# What the task asks
Put the lines below, from the one containing "Patent image size: (459, 553)." up to and including the one containing "The outer wing 32C is at (110, 333).", into a numbered list, omitting any blank lines.

(Data records)
━━━━━━━━
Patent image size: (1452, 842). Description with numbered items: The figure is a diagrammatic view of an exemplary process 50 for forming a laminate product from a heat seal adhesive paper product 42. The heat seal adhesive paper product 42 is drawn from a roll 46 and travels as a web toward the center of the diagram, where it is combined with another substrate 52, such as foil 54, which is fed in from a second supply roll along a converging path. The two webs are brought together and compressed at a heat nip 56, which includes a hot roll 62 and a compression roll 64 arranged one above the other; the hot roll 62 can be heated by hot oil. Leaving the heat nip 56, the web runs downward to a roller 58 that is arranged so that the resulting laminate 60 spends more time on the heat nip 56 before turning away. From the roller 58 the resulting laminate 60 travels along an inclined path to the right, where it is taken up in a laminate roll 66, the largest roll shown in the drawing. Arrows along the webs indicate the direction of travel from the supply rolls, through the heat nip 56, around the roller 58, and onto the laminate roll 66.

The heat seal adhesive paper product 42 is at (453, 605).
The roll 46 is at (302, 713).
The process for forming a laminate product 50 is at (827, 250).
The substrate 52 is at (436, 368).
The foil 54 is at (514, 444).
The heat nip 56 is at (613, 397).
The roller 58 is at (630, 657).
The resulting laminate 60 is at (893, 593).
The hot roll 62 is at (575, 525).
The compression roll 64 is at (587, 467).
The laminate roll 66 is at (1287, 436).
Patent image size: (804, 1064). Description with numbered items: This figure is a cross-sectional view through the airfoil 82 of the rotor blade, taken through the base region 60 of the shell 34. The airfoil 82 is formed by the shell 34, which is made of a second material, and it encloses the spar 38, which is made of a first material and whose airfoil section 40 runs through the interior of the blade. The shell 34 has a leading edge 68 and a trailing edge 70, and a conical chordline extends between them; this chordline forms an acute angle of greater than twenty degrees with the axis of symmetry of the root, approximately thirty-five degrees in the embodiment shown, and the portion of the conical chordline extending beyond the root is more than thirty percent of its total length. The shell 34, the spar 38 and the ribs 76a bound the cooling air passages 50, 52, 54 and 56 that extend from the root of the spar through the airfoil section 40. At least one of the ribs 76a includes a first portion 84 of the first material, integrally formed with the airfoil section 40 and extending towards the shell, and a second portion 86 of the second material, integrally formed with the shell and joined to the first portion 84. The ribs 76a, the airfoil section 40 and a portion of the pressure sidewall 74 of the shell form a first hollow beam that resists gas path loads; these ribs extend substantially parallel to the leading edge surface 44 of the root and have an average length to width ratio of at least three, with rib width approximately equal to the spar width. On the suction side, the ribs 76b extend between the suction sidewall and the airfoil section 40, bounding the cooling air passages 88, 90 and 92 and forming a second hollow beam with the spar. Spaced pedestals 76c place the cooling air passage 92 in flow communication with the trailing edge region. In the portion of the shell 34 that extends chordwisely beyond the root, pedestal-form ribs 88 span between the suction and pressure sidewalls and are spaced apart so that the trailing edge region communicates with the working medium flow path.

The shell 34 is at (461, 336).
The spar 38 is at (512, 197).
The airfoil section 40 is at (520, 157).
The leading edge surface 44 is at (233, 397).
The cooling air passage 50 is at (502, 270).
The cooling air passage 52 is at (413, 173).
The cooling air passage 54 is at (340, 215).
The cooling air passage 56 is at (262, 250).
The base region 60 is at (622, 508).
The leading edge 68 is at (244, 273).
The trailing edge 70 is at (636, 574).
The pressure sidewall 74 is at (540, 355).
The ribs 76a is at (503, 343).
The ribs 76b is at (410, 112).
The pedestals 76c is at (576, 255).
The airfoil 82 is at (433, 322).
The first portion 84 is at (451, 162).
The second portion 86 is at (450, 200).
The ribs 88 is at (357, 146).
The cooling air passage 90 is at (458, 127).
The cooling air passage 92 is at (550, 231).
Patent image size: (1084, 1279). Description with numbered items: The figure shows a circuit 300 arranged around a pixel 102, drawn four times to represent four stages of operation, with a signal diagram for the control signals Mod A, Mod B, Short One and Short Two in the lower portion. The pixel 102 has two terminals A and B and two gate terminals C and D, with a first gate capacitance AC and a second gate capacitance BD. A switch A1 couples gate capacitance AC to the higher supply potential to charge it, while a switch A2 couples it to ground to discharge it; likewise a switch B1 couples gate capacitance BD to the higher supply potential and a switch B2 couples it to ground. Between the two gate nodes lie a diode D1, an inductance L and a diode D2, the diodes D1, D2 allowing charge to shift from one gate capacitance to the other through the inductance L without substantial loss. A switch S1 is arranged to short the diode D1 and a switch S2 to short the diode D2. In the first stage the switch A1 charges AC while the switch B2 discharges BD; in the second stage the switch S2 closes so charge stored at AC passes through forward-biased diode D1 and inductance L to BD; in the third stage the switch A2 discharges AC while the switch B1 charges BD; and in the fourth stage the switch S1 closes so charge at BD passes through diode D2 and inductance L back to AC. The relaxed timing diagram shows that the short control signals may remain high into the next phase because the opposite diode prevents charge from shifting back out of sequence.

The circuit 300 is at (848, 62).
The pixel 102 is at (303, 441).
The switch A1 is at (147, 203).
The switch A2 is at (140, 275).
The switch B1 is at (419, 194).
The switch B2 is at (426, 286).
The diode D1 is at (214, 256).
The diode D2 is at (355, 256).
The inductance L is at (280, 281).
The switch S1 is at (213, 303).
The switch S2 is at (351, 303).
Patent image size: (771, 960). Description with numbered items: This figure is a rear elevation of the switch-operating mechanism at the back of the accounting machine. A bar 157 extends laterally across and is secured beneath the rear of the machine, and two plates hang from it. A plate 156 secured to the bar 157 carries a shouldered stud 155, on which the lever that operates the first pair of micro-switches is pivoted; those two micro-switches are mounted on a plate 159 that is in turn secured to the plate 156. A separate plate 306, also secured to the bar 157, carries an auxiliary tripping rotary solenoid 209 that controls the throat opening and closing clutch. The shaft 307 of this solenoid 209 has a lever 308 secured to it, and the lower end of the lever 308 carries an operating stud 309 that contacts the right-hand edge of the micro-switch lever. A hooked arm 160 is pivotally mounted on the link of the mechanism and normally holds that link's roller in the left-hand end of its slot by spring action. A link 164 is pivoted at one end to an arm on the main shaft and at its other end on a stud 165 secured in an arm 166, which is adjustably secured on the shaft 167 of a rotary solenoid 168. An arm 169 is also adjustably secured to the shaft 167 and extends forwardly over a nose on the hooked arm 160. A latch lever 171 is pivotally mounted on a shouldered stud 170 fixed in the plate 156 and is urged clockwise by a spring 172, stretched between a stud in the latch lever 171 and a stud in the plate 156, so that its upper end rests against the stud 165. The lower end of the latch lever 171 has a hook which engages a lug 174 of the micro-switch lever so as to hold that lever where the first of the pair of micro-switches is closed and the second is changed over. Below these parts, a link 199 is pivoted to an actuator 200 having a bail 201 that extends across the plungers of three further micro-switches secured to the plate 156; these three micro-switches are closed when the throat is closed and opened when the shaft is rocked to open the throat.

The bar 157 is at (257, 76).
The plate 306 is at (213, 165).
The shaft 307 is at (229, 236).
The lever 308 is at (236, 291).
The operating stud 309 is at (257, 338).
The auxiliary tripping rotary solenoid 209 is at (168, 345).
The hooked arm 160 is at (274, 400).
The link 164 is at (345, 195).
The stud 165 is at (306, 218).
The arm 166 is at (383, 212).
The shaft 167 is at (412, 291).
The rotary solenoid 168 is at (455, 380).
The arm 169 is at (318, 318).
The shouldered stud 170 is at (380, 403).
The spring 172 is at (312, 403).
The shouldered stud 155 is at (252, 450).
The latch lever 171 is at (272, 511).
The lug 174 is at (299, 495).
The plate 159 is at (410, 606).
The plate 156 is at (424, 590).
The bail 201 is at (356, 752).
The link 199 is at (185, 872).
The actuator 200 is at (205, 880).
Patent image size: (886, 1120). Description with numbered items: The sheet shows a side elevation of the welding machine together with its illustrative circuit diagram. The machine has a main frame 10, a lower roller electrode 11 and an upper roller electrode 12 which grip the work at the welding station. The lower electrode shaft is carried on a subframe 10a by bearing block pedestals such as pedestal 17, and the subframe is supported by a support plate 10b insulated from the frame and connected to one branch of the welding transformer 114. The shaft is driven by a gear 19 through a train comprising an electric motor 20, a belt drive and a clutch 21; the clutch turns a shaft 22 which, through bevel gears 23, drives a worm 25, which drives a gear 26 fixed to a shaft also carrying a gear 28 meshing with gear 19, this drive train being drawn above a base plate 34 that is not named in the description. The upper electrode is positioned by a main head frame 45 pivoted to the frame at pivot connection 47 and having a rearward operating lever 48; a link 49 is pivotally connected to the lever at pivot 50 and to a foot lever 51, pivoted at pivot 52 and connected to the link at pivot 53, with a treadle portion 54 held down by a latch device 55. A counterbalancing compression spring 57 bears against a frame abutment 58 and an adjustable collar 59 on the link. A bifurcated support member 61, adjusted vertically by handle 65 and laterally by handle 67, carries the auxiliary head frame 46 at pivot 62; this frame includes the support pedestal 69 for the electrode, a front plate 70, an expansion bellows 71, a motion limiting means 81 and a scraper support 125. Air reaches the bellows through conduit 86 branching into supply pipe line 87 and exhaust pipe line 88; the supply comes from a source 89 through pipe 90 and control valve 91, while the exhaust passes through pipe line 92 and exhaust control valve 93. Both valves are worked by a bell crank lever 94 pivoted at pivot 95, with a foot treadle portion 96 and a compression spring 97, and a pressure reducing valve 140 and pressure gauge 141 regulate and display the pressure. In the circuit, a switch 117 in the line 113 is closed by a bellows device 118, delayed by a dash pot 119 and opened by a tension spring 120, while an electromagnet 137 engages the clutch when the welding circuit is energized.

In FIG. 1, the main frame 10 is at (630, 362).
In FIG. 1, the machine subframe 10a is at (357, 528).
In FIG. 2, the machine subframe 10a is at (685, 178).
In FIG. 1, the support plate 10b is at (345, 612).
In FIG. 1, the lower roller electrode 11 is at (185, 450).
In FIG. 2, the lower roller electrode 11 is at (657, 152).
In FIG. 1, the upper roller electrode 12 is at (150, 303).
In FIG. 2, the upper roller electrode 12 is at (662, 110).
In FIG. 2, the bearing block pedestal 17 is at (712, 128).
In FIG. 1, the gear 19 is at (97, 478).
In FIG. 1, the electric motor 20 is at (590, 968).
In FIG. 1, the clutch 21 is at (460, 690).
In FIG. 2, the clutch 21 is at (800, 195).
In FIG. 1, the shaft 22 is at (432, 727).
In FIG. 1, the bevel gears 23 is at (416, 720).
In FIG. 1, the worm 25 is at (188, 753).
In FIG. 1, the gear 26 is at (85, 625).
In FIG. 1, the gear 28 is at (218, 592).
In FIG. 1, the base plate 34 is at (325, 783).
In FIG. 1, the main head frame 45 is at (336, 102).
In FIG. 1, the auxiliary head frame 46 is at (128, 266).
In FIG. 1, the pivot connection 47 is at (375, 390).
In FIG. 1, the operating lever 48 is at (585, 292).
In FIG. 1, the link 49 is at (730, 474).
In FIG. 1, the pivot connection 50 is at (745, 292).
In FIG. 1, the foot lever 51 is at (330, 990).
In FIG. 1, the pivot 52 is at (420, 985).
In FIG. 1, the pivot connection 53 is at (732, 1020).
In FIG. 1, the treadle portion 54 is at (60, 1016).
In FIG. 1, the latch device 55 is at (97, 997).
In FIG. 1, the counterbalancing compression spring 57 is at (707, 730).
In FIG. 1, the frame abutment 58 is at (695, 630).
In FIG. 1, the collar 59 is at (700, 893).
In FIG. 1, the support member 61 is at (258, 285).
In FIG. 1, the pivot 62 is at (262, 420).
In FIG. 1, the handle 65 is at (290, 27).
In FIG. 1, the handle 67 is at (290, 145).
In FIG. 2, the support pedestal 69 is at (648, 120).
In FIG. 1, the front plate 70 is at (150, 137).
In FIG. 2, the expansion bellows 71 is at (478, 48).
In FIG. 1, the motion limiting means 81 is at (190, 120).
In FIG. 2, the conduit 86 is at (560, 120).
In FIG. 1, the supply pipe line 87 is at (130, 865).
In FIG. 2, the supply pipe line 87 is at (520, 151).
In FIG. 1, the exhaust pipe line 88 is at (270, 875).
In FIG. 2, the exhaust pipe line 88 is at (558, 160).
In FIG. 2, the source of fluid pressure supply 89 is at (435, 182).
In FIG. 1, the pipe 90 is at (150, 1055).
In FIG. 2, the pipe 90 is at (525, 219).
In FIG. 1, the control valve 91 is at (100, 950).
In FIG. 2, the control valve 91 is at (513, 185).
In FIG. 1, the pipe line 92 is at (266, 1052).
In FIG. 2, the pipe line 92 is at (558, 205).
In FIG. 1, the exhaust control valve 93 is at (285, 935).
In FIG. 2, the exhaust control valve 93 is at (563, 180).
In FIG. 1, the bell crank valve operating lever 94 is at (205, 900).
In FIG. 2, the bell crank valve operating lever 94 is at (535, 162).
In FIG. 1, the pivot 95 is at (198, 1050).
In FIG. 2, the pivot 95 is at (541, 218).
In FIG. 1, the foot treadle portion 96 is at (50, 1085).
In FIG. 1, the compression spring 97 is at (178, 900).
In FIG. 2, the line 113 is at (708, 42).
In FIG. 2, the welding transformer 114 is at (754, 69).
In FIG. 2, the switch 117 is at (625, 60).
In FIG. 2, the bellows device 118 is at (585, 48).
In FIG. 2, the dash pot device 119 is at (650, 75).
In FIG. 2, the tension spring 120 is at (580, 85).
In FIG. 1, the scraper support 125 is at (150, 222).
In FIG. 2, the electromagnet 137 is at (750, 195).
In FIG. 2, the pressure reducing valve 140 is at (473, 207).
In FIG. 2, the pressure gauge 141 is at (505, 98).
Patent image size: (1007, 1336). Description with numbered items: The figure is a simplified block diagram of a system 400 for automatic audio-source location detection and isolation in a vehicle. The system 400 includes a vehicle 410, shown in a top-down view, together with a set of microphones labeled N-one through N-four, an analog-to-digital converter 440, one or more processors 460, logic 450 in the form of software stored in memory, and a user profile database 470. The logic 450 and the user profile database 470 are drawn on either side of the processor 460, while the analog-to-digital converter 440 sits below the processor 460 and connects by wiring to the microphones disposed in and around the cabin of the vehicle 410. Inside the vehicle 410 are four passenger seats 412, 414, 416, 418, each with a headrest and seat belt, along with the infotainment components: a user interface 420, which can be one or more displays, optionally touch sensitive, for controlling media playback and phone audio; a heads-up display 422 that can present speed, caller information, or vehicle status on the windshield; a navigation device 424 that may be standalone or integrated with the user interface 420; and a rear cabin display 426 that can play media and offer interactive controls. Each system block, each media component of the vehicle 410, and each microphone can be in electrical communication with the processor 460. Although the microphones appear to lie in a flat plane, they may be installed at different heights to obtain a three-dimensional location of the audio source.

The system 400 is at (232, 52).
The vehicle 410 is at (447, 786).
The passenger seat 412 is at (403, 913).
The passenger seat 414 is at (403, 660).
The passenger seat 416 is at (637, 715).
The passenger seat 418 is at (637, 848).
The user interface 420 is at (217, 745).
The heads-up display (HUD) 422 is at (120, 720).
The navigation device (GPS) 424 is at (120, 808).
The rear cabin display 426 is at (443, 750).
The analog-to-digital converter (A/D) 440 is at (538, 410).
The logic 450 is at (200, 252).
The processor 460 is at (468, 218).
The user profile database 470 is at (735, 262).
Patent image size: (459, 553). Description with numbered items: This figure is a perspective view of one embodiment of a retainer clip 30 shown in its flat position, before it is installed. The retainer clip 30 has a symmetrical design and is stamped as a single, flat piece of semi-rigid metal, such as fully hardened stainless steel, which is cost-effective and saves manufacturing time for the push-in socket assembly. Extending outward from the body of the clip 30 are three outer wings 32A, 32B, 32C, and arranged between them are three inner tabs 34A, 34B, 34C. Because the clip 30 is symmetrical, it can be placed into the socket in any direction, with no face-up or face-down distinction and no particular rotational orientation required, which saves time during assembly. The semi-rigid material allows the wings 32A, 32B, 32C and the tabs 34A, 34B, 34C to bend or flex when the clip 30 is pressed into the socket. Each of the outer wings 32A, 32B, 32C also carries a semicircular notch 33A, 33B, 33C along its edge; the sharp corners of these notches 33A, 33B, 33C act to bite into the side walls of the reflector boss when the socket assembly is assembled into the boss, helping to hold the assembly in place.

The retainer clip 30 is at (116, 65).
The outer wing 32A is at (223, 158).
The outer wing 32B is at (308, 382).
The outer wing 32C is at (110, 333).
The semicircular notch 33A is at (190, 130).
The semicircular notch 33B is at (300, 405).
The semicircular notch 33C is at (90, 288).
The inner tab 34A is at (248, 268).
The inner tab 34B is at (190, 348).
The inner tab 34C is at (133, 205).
━━━━━━━━
# Problem solution
1. Patent image size: (459, 553). Description with numbered items: This figure is a perspective view of one embodiment of a retainer clip 30 shown in its flat position, before it is installed. The retainer clip 30 has a symmetrical design and is stamped as a single, flat piece of semi-rigid metal, such as fully hardened stainless steel, which is cost-effective and saves manufacturing time for the push-in socket assembly. Extending outward from the body of the clip 30 are three outer wings 32A, 32B, 32C, and arranged between them are three inner tabs 34A, 34B, 34C. Because the clip 30 is symmetrical, it can be placed into the socket in any direction, with no face-up or face-down distinction and no particular rotational orientation required, which saves time during assembly. The semi-rigid material allows the wings 32A, 32B, 32C and the tabs 34A, 34B, 34C to bend or flex when the clip 30 is pressed into the socket. Each of the outer wings 32A, 32B, 32C also carries a semicircular notch 33A, 33B, 33C along its edge; the sharp corners of these notches 33A, 33B, 33C act to bite into the side walls of the reflector boss when the socket assembly is assembled into the boss, helping to hold the assembly in place.
2. The retainer clip 30 is at (116, 65).
3. The outer wing 32A is at (223, 158).
4. The outer wing 32B is at (308, 382).
5. The outer wing 32C is at (110, 333).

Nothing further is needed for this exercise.